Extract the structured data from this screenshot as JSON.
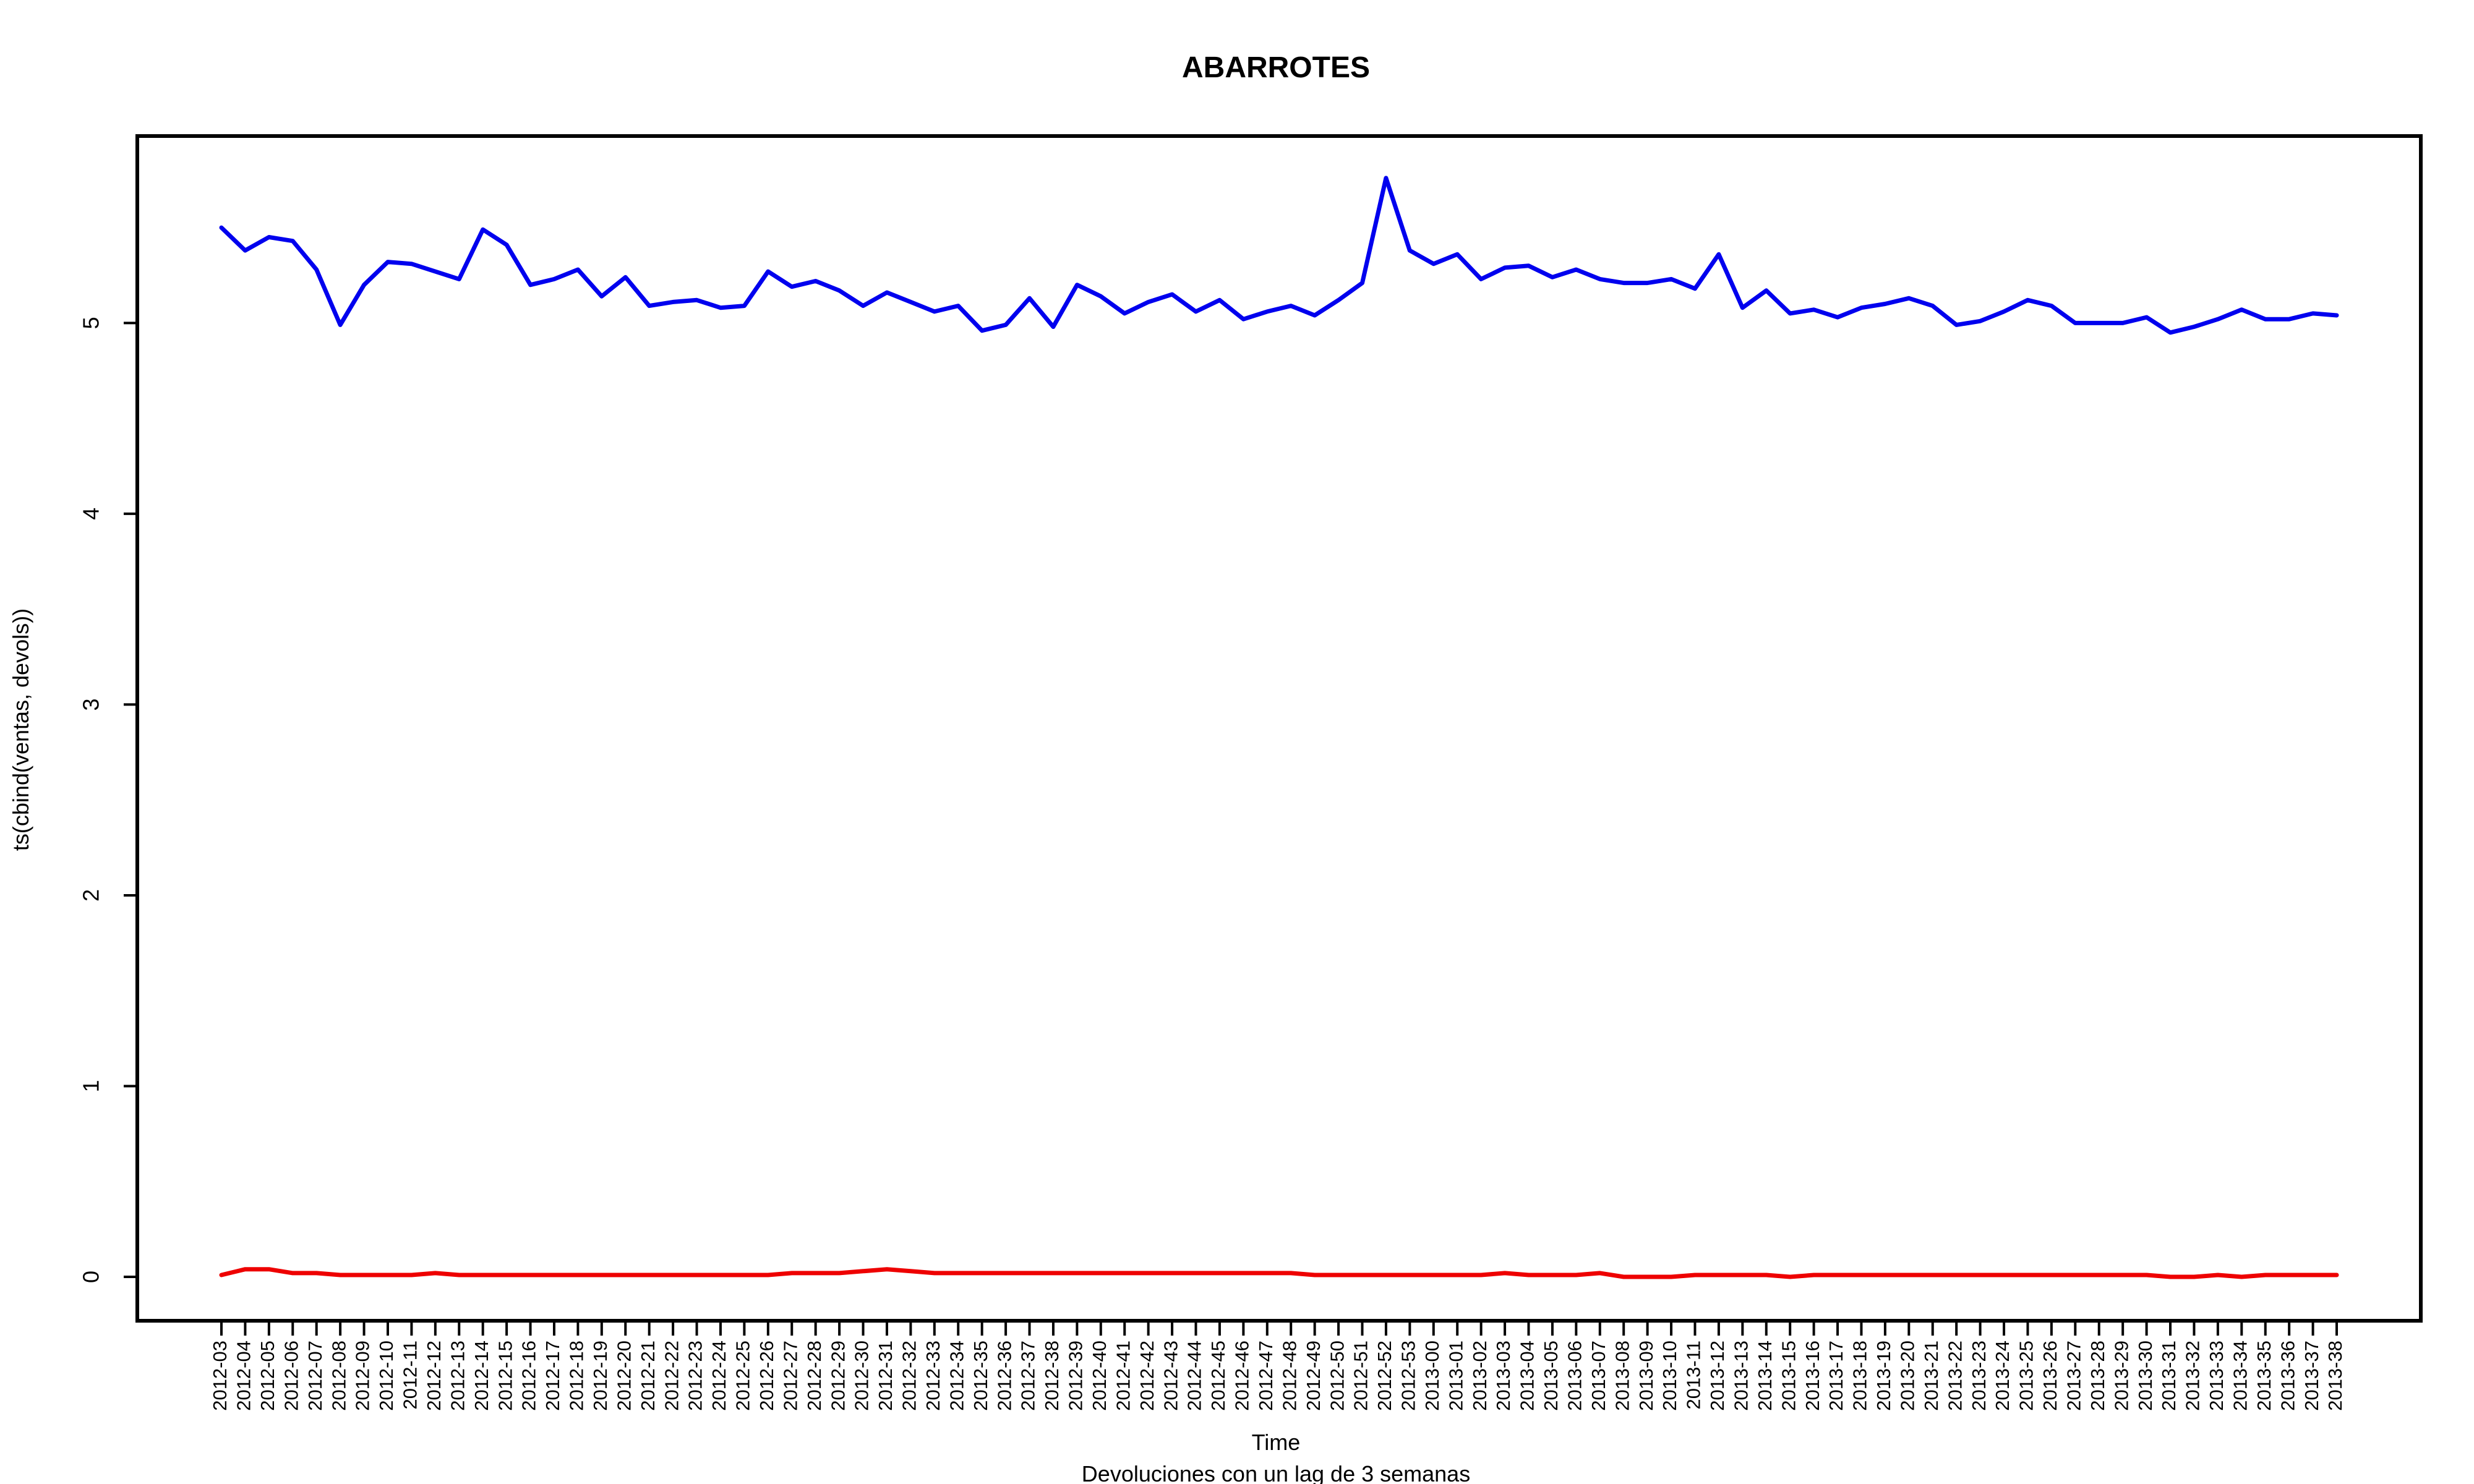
{
  "chart_data": {
    "type": "line",
    "title": "ABARROTES",
    "xlabel": "Time",
    "ylabel": "ts(cbind(ventas, devols))",
    "subtitle": "Devoluciones con un lag de 3 semanas",
    "ylim": [
      -0.23,
      5.98
    ],
    "yticks": [
      0,
      1,
      2,
      3,
      4,
      5
    ],
    "categories": [
      "2012-03",
      "2012-04",
      "2012-05",
      "2012-06",
      "2012-07",
      "2012-08",
      "2012-09",
      "2012-10",
      "2012-11",
      "2012-12",
      "2012-13",
      "2012-14",
      "2012-15",
      "2012-16",
      "2012-17",
      "2012-18",
      "2012-19",
      "2012-20",
      "2012-21",
      "2012-22",
      "2012-23",
      "2012-24",
      "2012-25",
      "2012-26",
      "2012-27",
      "2012-28",
      "2012-29",
      "2012-30",
      "2012-31",
      "2012-32",
      "2012-33",
      "2012-34",
      "2012-35",
      "2012-36",
      "2012-37",
      "2012-38",
      "2012-39",
      "2012-40",
      "2012-41",
      "2012-42",
      "2012-43",
      "2012-44",
      "2012-45",
      "2012-46",
      "2012-47",
      "2012-48",
      "2012-49",
      "2012-50",
      "2012-51",
      "2012-52",
      "2012-53",
      "2013-00",
      "2013-01",
      "2013-02",
      "2013-03",
      "2013-04",
      "2013-05",
      "2013-06",
      "2013-07",
      "2013-08",
      "2013-09",
      "2013-10",
      "2013-11",
      "2013-12",
      "2013-13",
      "2013-14",
      "2013-15",
      "2013-16",
      "2013-17",
      "2013-18",
      "2013-19",
      "2013-20",
      "2013-21",
      "2013-22",
      "2013-23",
      "2013-24",
      "2013-25",
      "2013-26",
      "2013-27",
      "2013-28",
      "2013-29",
      "2013-30",
      "2013-31",
      "2013-32",
      "2013-33",
      "2013-34",
      "2013-35",
      "2013-36",
      "2013-37",
      "2013-38"
    ],
    "grid": false,
    "legend": "none",
    "series": [
      {
        "color": "#0000ee",
        "values": [
          5.5,
          5.38,
          5.45,
          5.43,
          5.28,
          4.99,
          5.2,
          5.32,
          5.31,
          5.27,
          5.23,
          5.49,
          5.41,
          5.2,
          5.23,
          5.28,
          5.14,
          5.24,
          5.09,
          5.11,
          5.12,
          5.08,
          5.09,
          5.27,
          5.19,
          5.22,
          5.17,
          5.09,
          5.16,
          5.11,
          5.06,
          5.09,
          4.96,
          4.99,
          5.13,
          4.98,
          5.2,
          5.14,
          5.05,
          5.11,
          5.15,
          5.06,
          5.12,
          5.02,
          5.06,
          5.09,
          5.04,
          5.12,
          5.21,
          5.76,
          5.38,
          5.31,
          5.36,
          5.23,
          5.29,
          5.3,
          5.24,
          5.28,
          5.23,
          5.21,
          5.21,
          5.23,
          5.18,
          5.36,
          5.08,
          5.17,
          5.05,
          5.07,
          5.03,
          5.08,
          5.1,
          5.13,
          5.09,
          4.99,
          5.01,
          5.06,
          5.12,
          5.09,
          5.0,
          5.0,
          5.0,
          5.03,
          4.95,
          4.98,
          5.02,
          5.07,
          5.02,
          5.02,
          5.05,
          5.04
        ]
      },
      {
        "color": "#ee0000",
        "values": [
          0.01,
          0.04,
          0.04,
          0.02,
          0.02,
          0.01,
          0.01,
          0.01,
          0.01,
          0.02,
          0.01,
          0.01,
          0.01,
          0.01,
          0.01,
          0.01,
          0.01,
          0.01,
          0.01,
          0.01,
          0.01,
          0.01,
          0.01,
          0.01,
          0.02,
          0.02,
          0.02,
          0.03,
          0.04,
          0.03,
          0.02,
          0.02,
          0.02,
          0.02,
          0.02,
          0.02,
          0.02,
          0.02,
          0.02,
          0.02,
          0.02,
          0.02,
          0.02,
          0.02,
          0.02,
          0.02,
          0.01,
          0.01,
          0.01,
          0.01,
          0.01,
          0.01,
          0.01,
          0.01,
          0.02,
          0.01,
          0.01,
          0.01,
          0.02,
          0.0,
          0.0,
          0.0,
          0.01,
          0.01,
          0.01,
          0.01,
          0.0,
          0.01,
          0.01,
          0.01,
          0.01,
          0.01,
          0.01,
          0.01,
          0.01,
          0.01,
          0.01,
          0.01,
          0.01,
          0.01,
          0.01,
          0.01,
          0.0,
          0.0,
          0.01,
          0.0,
          0.01,
          0.01,
          0.01,
          0.01
        ]
      }
    ]
  }
}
====
→ What this task involves:
Quote every record above exactly, leaving out the pictures.

→ Full output:
Extract the structured data from this screenshot as JSON.
{
  "chart_data": {
    "type": "line",
    "title": "ABARROTES",
    "xlabel": "Time",
    "ylabel": "ts(cbind(ventas, devols))",
    "subtitle": "Devoluciones con un lag de 3 semanas",
    "ylim": [
      -0.23,
      5.98
    ],
    "yticks": [
      0,
      1,
      2,
      3,
      4,
      5
    ],
    "categories": [
      "2012-03",
      "2012-04",
      "2012-05",
      "2012-06",
      "2012-07",
      "2012-08",
      "2012-09",
      "2012-10",
      "2012-11",
      "2012-12",
      "2012-13",
      "2012-14",
      "2012-15",
      "2012-16",
      "2012-17",
      "2012-18",
      "2012-19",
      "2012-20",
      "2012-21",
      "2012-22",
      "2012-23",
      "2012-24",
      "2012-25",
      "2012-26",
      "2012-27",
      "2012-28",
      "2012-29",
      "2012-30",
      "2012-31",
      "2012-32",
      "2012-33",
      "2012-34",
      "2012-35",
      "2012-36",
      "2012-37",
      "2012-38",
      "2012-39",
      "2012-40",
      "2012-41",
      "2012-42",
      "2012-43",
      "2012-44",
      "2012-45",
      "2012-46",
      "2012-47",
      "2012-48",
      "2012-49",
      "2012-50",
      "2012-51",
      "2012-52",
      "2012-53",
      "2013-00",
      "2013-01",
      "2013-02",
      "2013-03",
      "2013-04",
      "2013-05",
      "2013-06",
      "2013-07",
      "2013-08",
      "2013-09",
      "2013-10",
      "2013-11",
      "2013-12",
      "2013-13",
      "2013-14",
      "2013-15",
      "2013-16",
      "2013-17",
      "2013-18",
      "2013-19",
      "2013-20",
      "2013-21",
      "2013-22",
      "2013-23",
      "2013-24",
      "2013-25",
      "2013-26",
      "2013-27",
      "2013-28",
      "2013-29",
      "2013-30",
      "2013-31",
      "2013-32",
      "2013-33",
      "2013-34",
      "2013-35",
      "2013-36",
      "2013-37",
      "2013-38"
    ],
    "grid": false,
    "legend": "none",
    "series": [
      {
        "color": "#0000ee",
        "values": [
          5.5,
          5.38,
          5.45,
          5.43,
          5.28,
          4.99,
          5.2,
          5.32,
          5.31,
          5.27,
          5.23,
          5.49,
          5.41,
          5.2,
          5.23,
          5.28,
          5.14,
          5.24,
          5.09,
          5.11,
          5.12,
          5.08,
          5.09,
          5.27,
          5.19,
          5.22,
          5.17,
          5.09,
          5.16,
          5.11,
          5.06,
          5.09,
          4.96,
          4.99,
          5.13,
          4.98,
          5.2,
          5.14,
          5.05,
          5.11,
          5.15,
          5.06,
          5.12,
          5.02,
          5.06,
          5.09,
          5.04,
          5.12,
          5.21,
          5.76,
          5.38,
          5.31,
          5.36,
          5.23,
          5.29,
          5.3,
          5.24,
          5.28,
          5.23,
          5.21,
          5.21,
          5.23,
          5.18,
          5.36,
          5.08,
          5.17,
          5.05,
          5.07,
          5.03,
          5.08,
          5.1,
          5.13,
          5.09,
          4.99,
          5.01,
          5.06,
          5.12,
          5.09,
          5.0,
          5.0,
          5.0,
          5.03,
          4.95,
          4.98,
          5.02,
          5.07,
          5.02,
          5.02,
          5.05,
          5.04
        ]
      },
      {
        "color": "#ee0000",
        "values": [
          0.01,
          0.04,
          0.04,
          0.02,
          0.02,
          0.01,
          0.01,
          0.01,
          0.01,
          0.02,
          0.01,
          0.01,
          0.01,
          0.01,
          0.01,
          0.01,
          0.01,
          0.01,
          0.01,
          0.01,
          0.01,
          0.01,
          0.01,
          0.01,
          0.02,
          0.02,
          0.02,
          0.03,
          0.04,
          0.03,
          0.02,
          0.02,
          0.02,
          0.02,
          0.02,
          0.02,
          0.02,
          0.02,
          0.02,
          0.02,
          0.02,
          0.02,
          0.02,
          0.02,
          0.02,
          0.02,
          0.01,
          0.01,
          0.01,
          0.01,
          0.01,
          0.01,
          0.01,
          0.01,
          0.02,
          0.01,
          0.01,
          0.01,
          0.02,
          0.0,
          0.0,
          0.0,
          0.01,
          0.01,
          0.01,
          0.01,
          0.0,
          0.01,
          0.01,
          0.01,
          0.01,
          0.01,
          0.01,
          0.01,
          0.01,
          0.01,
          0.01,
          0.01,
          0.01,
          0.01,
          0.01,
          0.01,
          0.0,
          0.0,
          0.01,
          0.0,
          0.01,
          0.01,
          0.01,
          0.01
        ]
      }
    ]
  }
}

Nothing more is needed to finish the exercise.